**To do:** Reproduce the listing below verbatim.

**Records to process:**

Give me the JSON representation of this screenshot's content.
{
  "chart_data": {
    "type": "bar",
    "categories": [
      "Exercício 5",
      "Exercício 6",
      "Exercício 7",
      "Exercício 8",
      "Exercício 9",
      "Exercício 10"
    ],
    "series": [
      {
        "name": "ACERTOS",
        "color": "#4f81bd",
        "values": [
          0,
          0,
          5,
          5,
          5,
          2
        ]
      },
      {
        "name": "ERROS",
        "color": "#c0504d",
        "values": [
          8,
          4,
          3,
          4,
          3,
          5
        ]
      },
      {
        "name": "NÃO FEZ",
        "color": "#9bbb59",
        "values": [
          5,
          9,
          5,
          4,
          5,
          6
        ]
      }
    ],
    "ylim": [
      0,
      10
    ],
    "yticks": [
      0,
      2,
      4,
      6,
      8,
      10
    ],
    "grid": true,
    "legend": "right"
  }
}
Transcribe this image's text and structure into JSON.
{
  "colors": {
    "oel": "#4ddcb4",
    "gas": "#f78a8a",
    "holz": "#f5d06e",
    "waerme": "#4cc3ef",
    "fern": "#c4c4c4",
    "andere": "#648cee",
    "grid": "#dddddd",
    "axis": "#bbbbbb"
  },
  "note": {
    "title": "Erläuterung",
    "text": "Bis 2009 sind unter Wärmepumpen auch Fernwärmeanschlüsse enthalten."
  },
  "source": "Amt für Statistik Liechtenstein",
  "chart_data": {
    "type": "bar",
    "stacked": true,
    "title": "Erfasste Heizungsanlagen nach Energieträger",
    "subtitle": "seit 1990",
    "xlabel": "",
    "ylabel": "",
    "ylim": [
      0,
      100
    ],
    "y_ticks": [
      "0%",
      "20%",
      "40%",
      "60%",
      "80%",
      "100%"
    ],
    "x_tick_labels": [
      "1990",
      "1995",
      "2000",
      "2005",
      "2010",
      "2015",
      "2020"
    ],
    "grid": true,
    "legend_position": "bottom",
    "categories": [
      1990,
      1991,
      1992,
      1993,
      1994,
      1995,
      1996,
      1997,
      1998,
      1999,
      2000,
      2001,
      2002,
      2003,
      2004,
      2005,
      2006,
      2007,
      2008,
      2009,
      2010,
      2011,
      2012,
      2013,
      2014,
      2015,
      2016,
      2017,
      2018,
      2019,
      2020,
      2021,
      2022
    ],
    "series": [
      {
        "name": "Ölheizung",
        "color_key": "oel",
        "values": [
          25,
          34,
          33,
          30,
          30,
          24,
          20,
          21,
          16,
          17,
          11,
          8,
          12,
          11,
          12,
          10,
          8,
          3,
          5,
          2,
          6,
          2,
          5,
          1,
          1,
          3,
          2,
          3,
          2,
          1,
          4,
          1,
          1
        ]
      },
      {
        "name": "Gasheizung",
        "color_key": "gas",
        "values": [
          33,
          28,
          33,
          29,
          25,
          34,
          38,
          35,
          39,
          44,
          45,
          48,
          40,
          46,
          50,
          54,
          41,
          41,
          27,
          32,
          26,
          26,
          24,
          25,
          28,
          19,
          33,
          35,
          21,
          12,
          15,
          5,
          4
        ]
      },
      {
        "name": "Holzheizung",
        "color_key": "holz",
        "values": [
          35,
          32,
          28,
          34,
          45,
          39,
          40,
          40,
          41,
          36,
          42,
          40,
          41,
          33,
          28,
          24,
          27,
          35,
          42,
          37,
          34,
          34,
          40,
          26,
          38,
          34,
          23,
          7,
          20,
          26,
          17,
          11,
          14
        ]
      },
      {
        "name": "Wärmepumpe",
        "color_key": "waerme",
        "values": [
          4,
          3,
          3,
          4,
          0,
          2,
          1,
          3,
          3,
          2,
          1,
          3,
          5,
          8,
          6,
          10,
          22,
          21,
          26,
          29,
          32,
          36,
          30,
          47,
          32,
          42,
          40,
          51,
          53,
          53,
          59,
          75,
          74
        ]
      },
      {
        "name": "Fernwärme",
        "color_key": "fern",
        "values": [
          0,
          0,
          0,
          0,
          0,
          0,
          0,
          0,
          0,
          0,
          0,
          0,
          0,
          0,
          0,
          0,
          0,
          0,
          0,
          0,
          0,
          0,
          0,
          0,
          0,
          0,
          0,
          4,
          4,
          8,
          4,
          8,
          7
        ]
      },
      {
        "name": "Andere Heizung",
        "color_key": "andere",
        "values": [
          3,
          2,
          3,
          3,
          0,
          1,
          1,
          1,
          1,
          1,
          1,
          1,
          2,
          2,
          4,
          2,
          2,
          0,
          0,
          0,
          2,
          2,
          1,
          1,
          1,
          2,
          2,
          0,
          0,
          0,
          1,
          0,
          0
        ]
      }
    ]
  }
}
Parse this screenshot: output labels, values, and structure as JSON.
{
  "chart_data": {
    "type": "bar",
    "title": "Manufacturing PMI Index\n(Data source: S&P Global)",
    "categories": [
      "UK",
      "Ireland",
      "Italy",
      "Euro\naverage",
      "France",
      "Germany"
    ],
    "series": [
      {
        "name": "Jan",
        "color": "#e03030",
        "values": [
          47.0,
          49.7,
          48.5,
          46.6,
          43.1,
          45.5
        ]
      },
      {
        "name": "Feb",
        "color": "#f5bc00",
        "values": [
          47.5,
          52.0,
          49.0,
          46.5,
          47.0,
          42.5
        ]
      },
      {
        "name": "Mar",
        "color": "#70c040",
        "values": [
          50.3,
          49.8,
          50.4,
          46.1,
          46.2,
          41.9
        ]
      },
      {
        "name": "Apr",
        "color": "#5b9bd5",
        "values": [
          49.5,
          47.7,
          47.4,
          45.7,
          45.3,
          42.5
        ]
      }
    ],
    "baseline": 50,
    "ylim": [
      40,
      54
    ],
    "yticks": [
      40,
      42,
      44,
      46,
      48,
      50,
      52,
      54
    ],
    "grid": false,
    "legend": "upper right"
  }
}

**Result of this exercise:**
Give me the JSON representation of this screenshot's content.
{
  "chart_data": {
    "type": "bar",
    "categories": [
      "Exercício 5",
      "Exercício 6",
      "Exercício 7",
      "Exercício 8",
      "Exercício 9",
      "Exercício 10"
    ],
    "series": [
      {
        "name": "ACERTOS",
        "color": "#4f81bd",
        "values": [
          0,
          0,
          5,
          5,
          5,
          2
        ]
      },
      {
        "name": "ERROS",
        "color": "#c0504d",
        "values": [
          8,
          4,
          3,
          4,
          3,
          5
        ]
      },
      {
        "name": "NÃO FEZ",
        "color": "#9bbb59",
        "values": [
          5,
          9,
          5,
          4,
          5,
          6
        ]
      }
    ],
    "ylim": [
      0,
      10
    ],
    "yticks": [
      0,
      2,
      4,
      6,
      8,
      10
    ],
    "grid": true,
    "legend": "right"
  }
}
Transcribe this image's text and structure into JSON.
{
  "colors": {
    "oel": "#4ddcb4",
    "gas": "#f78a8a",
    "holz": "#f5d06e",
    "waerme": "#4cc3ef",
    "fern": "#c4c4c4",
    "andere": "#648cee",
    "grid": "#dddddd",
    "axis": "#bbbbbb"
  },
  "note": {
    "title": "Erläuterung",
    "text": "Bis 2009 sind unter Wärmepumpen auch Fernwärmeanschlüsse enthalten."
  },
  "source": "Amt für Statistik Liechtenstein",
  "chart_data": {
    "type": "bar",
    "stacked": true,
    "title": "Erfasste Heizungsanlagen nach Energieträger",
    "subtitle": "seit 1990",
    "xlabel": "",
    "ylabel": "",
    "ylim": [
      0,
      100
    ],
    "y_ticks": [
      "0%",
      "20%",
      "40%",
      "60%",
      "80%",
      "100%"
    ],
    "x_tick_labels": [
      "1990",
      "1995",
      "2000",
      "2005",
      "2010",
      "2015",
      "2020"
    ],
    "grid": true,
    "legend_position": "bottom",
    "categories": [
      1990,
      1991,
      1992,
      1993,
      1994,
      1995,
      1996,
      1997,
      1998,
      1999,
      2000,
      2001,
      2002,
      2003,
      2004,
      2005,
      2006,
      2007,
      2008,
      2009,
      2010,
      2011,
      2012,
      2013,
      2014,
      2015,
      2016,
      2017,
      2018,
      2019,
      2020,
      2021,
      2022
    ],
    "series": [
      {
        "name": "Ölheizung",
        "color_key": "oel",
        "values": [
          25,
          34,
          33,
          30,
          30,
          24,
          20,
          21,
          16,
          17,
          11,
          8,
          12,
          11,
          12,
          10,
          8,
          3,
          5,
          2,
          6,
          2,
          5,
          1,
          1,
          3,
          2,
          3,
          2,
          1,
          4,
          1,
          1
        ]
      },
      {
        "name": "Gasheizung",
        "color_key": "gas",
        "values": [
          33,
          28,
          33,
          29,
          25,
          34,
          38,
          35,
          39,
          44,
          45,
          48,
          40,
          46,
          50,
          54,
          41,
          41,
          27,
          32,
          26,
          26,
          24,
          25,
          28,
          19,
          33,
          35,
          21,
          12,
          15,
          5,
          4
        ]
      },
      {
        "name": "Holzheizung",
        "color_key": "holz",
        "values": [
          35,
          32,
          28,
          34,
          45,
          39,
          40,
          40,
          41,
          36,
          42,
          40,
          41,
          33,
          28,
          24,
          27,
          35,
          42,
          37,
          34,
          34,
          40,
          26,
          38,
          34,
          23,
          7,
          20,
          26,
          17,
          11,
          14
        ]
      },
      {
        "name": "Wärmepumpe",
        "color_key": "waerme",
        "values": [
          4,
          3,
          3,
          4,
          0,
          2,
          1,
          3,
          3,
          2,
          1,
          3,
          5,
          8,
          6,
          10,
          22,
          21,
          26,
          29,
          32,
          36,
          30,
          47,
          32,
          42,
          40,
          51,
          53,
          53,
          59,
          75,
          74
        ]
      },
      {
        "name": "Fernwärme",
        "color_key": "fern",
        "values": [
          0,
          0,
          0,
          0,
          0,
          0,
          0,
          0,
          0,
          0,
          0,
          0,
          0,
          0,
          0,
          0,
          0,
          0,
          0,
          0,
          0,
          0,
          0,
          0,
          0,
          0,
          0,
          4,
          4,
          8,
          4,
          8,
          7
        ]
      },
      {
        "name": "Andere Heizung",
        "color_key": "andere",
        "values": [
          3,
          2,
          3,
          3,
          0,
          1,
          1,
          1,
          1,
          1,
          1,
          1,
          2,
          2,
          4,
          2,
          2,
          0,
          0,
          0,
          2,
          2,
          1,
          1,
          1,
          2,
          2,
          0,
          0,
          0,
          1,
          0,
          0
        ]
      }
    ]
  }
}
Parse this screenshot: output labels, values, and structure as JSON.
{
  "chart_data": {
    "type": "bar",
    "title": "Manufacturing PMI Index\n(Data source: S&P Global)",
    "categories": [
      "UK",
      "Ireland",
      "Italy",
      "Euro\naverage",
      "France",
      "Germany"
    ],
    "series": [
      {
        "name": "Jan",
        "color": "#e03030",
        "values": [
          47.0,
          49.7,
          48.5,
          46.6,
          43.1,
          45.5
        ]
      },
      {
        "name": "Feb",
        "color": "#f5bc00",
        "values": [
          47.5,
          52.0,
          49.0,
          46.5,
          47.0,
          42.5
        ]
      },
      {
        "name": "Mar",
        "color": "#70c040",
        "values": [
          50.3,
          49.8,
          50.4,
          46.1,
          46.2,
          41.9
        ]
      },
      {
        "name": "Apr",
        "color": "#5b9bd5",
        "values": [
          49.5,
          47.7,
          47.4,
          45.7,
          45.3,
          42.5
        ]
      }
    ],
    "baseline": 50,
    "ylim": [
      40,
      54
    ],
    "yticks": [
      40,
      42,
      44,
      46,
      48,
      50,
      52,
      54
    ],
    "grid": false,
    "legend": "upper right"
  }
}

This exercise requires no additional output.